- **BRIEF**:
Your task is to copy the listing exactly. Drop any pictures from the copy.
--------------------------------
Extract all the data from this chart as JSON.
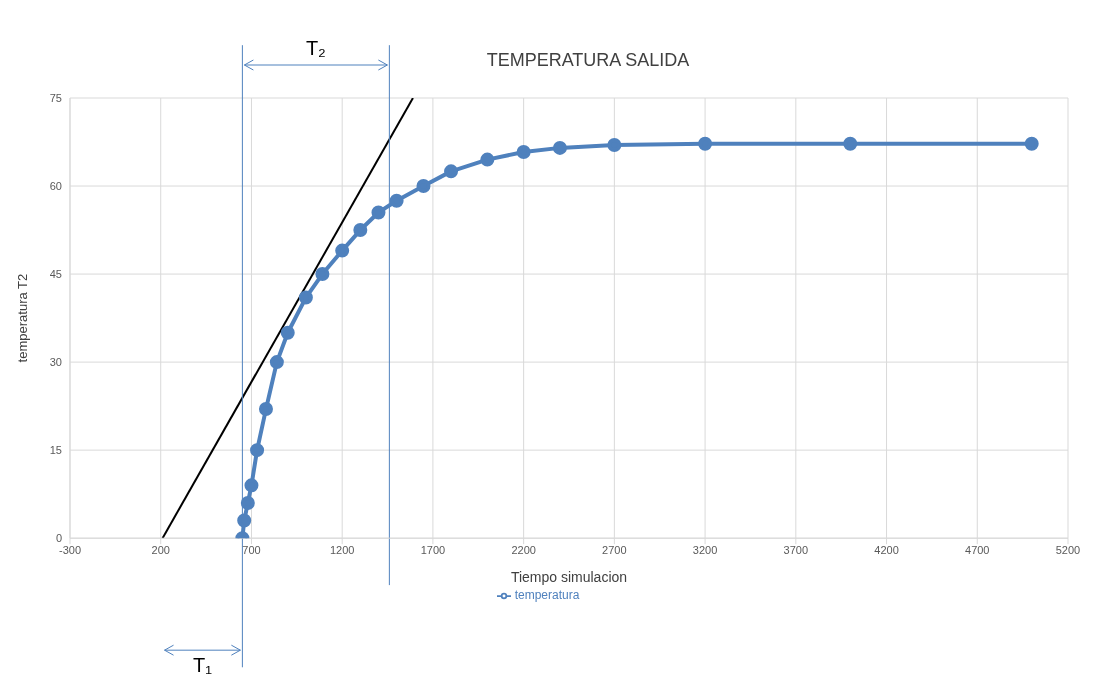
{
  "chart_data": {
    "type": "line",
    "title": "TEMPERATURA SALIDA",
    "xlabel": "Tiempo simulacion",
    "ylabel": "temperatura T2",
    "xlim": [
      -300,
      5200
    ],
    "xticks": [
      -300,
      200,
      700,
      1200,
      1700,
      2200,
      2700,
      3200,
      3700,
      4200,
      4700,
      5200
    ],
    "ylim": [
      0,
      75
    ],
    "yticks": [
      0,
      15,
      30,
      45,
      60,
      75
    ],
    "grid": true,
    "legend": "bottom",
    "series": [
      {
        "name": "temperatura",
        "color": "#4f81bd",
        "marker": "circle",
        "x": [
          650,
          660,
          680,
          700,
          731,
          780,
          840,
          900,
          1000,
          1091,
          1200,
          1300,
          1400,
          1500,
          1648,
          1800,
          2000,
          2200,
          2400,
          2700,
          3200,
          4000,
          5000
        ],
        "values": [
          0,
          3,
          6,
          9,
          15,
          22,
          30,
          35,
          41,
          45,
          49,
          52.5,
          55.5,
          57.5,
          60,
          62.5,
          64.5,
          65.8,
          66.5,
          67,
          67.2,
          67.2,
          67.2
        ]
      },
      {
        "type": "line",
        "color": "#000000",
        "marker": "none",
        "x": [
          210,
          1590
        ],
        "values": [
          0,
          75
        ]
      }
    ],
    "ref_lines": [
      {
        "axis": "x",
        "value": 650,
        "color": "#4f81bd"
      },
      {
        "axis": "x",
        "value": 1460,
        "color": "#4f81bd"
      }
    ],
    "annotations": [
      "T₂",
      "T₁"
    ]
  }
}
--------------------------------
- **RESPONSE**:
Extract all the data from this chart as JSON.
{
  "chart_data": {
    "type": "line",
    "title": "TEMPERATURA SALIDA",
    "xlabel": "Tiempo simulacion",
    "ylabel": "temperatura T2",
    "xlim": [
      -300,
      5200
    ],
    "xticks": [
      -300,
      200,
      700,
      1200,
      1700,
      2200,
      2700,
      3200,
      3700,
      4200,
      4700,
      5200
    ],
    "ylim": [
      0,
      75
    ],
    "yticks": [
      0,
      15,
      30,
      45,
      60,
      75
    ],
    "grid": true,
    "legend": "bottom",
    "series": [
      {
        "name": "temperatura",
        "color": "#4f81bd",
        "marker": "circle",
        "x": [
          650,
          660,
          680,
          700,
          731,
          780,
          840,
          900,
          1000,
          1091,
          1200,
          1300,
          1400,
          1500,
          1648,
          1800,
          2000,
          2200,
          2400,
          2700,
          3200,
          4000,
          5000
        ],
        "values": [
          0,
          3,
          6,
          9,
          15,
          22,
          30,
          35,
          41,
          45,
          49,
          52.5,
          55.5,
          57.5,
          60,
          62.5,
          64.5,
          65.8,
          66.5,
          67,
          67.2,
          67.2,
          67.2
        ]
      },
      {
        "type": "line",
        "color": "#000000",
        "marker": "none",
        "x": [
          210,
          1590
        ],
        "values": [
          0,
          75
        ]
      }
    ],
    "ref_lines": [
      {
        "axis": "x",
        "value": 650,
        "color": "#4f81bd"
      },
      {
        "axis": "x",
        "value": 1460,
        "color": "#4f81bd"
      }
    ],
    "annotations": [
      "T₂",
      "T₁"
    ]
  }
}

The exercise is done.